| Saved data entries |
>>

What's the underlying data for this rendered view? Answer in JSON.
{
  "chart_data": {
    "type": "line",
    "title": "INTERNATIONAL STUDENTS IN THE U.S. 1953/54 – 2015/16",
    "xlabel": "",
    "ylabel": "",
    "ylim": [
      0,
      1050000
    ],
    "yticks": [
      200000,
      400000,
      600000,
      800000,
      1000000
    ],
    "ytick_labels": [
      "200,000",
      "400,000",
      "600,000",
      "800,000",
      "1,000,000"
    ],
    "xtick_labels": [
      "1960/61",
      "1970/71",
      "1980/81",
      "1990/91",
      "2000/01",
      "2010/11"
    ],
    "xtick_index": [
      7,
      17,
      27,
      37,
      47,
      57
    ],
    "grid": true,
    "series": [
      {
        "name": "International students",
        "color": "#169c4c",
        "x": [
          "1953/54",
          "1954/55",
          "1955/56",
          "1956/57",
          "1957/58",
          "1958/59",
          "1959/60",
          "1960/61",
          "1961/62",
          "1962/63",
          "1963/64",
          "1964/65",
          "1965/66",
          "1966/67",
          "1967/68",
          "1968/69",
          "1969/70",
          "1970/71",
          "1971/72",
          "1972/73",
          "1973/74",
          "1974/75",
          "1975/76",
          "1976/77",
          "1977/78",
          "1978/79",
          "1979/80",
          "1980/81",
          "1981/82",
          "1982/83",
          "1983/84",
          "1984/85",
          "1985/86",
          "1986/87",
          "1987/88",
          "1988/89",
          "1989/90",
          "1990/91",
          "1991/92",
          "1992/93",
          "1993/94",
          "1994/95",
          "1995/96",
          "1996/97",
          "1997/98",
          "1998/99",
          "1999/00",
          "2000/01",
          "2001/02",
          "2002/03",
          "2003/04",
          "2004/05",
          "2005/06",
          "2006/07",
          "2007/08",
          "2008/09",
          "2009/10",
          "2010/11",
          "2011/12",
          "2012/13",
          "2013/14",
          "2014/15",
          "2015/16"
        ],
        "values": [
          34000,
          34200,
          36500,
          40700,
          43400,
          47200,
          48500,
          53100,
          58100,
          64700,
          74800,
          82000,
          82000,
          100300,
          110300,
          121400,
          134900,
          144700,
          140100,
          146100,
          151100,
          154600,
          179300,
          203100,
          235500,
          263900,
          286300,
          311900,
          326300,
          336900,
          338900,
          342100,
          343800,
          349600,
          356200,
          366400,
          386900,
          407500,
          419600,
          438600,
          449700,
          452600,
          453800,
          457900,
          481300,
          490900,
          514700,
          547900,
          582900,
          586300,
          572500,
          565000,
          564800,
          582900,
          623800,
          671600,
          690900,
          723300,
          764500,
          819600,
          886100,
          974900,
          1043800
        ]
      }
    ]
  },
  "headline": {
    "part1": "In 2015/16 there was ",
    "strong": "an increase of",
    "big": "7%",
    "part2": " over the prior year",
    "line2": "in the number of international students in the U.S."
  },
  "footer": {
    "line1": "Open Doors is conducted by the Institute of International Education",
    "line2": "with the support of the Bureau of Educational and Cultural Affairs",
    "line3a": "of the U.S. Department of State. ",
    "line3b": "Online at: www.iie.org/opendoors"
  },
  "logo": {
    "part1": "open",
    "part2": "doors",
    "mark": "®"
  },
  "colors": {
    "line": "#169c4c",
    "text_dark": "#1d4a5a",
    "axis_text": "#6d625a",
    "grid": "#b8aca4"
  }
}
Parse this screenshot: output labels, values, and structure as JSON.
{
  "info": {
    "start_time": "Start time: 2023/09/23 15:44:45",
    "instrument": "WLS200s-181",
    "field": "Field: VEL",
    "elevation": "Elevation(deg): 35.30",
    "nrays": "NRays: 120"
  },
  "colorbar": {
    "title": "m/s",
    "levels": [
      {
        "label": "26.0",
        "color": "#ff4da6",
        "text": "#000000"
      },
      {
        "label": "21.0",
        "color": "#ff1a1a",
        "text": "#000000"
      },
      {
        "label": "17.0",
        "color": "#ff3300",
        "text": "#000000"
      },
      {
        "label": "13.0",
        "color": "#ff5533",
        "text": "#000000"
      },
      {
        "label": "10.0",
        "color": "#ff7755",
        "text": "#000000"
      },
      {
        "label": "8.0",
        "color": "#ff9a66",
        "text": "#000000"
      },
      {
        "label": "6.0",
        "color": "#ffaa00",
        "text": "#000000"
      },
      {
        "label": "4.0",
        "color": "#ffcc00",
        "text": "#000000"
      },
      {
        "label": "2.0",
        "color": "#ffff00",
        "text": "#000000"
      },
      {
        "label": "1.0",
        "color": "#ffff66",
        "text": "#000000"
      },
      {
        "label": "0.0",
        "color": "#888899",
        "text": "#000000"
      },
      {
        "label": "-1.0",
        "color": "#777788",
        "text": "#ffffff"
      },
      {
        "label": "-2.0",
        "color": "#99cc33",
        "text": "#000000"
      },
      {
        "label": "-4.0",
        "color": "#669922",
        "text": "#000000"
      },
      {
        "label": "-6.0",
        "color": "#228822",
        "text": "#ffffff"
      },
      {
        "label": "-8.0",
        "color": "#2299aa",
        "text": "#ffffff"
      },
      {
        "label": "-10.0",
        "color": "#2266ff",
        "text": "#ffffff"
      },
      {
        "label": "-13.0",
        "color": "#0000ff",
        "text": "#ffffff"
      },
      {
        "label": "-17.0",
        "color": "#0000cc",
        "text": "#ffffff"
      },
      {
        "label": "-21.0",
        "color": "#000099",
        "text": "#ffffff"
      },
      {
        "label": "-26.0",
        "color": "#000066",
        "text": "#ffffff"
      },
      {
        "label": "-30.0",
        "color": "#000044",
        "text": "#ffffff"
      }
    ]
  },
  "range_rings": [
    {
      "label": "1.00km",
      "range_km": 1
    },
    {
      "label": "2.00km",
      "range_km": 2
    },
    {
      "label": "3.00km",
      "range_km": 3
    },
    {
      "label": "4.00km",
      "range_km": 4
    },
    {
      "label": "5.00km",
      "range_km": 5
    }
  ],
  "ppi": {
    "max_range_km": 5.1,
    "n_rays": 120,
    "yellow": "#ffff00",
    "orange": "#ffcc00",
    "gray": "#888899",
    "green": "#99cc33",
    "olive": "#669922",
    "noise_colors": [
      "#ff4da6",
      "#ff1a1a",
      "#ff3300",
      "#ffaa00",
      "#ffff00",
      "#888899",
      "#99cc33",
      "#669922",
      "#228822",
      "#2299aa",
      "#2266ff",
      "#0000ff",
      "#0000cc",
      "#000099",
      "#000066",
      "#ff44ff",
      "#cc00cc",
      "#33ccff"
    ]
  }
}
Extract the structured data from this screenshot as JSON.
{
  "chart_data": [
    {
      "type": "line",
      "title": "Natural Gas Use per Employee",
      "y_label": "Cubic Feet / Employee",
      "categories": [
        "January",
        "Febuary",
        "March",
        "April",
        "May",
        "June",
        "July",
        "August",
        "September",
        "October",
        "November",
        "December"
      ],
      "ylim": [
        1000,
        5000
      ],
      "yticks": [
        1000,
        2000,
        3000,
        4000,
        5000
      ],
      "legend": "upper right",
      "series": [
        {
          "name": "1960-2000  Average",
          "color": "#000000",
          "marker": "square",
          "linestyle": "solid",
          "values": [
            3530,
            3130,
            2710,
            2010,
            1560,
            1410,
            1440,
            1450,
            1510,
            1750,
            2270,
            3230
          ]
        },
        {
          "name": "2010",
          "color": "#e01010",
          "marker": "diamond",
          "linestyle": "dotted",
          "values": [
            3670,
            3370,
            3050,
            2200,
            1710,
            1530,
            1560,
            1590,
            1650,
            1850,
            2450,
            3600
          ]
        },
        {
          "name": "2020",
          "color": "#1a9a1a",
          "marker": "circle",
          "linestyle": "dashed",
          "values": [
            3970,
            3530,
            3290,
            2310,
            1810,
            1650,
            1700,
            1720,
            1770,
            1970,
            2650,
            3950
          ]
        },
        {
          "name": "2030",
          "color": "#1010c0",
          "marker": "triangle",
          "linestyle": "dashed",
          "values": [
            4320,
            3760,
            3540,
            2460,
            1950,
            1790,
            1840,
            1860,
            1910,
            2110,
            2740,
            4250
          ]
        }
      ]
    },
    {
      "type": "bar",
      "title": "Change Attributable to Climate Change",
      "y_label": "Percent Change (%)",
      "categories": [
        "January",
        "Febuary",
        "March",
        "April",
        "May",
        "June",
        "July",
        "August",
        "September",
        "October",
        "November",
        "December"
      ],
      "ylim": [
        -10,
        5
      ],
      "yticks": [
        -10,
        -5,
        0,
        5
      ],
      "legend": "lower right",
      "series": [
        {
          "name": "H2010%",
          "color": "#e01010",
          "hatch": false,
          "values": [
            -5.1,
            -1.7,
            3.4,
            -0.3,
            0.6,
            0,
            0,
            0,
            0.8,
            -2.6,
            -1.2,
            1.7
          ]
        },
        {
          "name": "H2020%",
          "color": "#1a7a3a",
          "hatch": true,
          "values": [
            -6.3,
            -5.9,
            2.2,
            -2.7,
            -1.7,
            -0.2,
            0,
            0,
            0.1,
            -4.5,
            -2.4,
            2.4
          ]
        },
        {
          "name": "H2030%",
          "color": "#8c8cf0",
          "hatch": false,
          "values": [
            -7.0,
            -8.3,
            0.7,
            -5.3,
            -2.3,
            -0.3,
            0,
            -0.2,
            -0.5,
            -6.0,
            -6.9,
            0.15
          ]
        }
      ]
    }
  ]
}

<<

| GIVEN REQUEST |
Pull out all lines containing the word "linestyle" from the entries above.

| RESPONSE |
          "linestyle": "solid",
          "linestyle": "dotted",
          "linestyle": "dashed",
          "linestyle": "dashed",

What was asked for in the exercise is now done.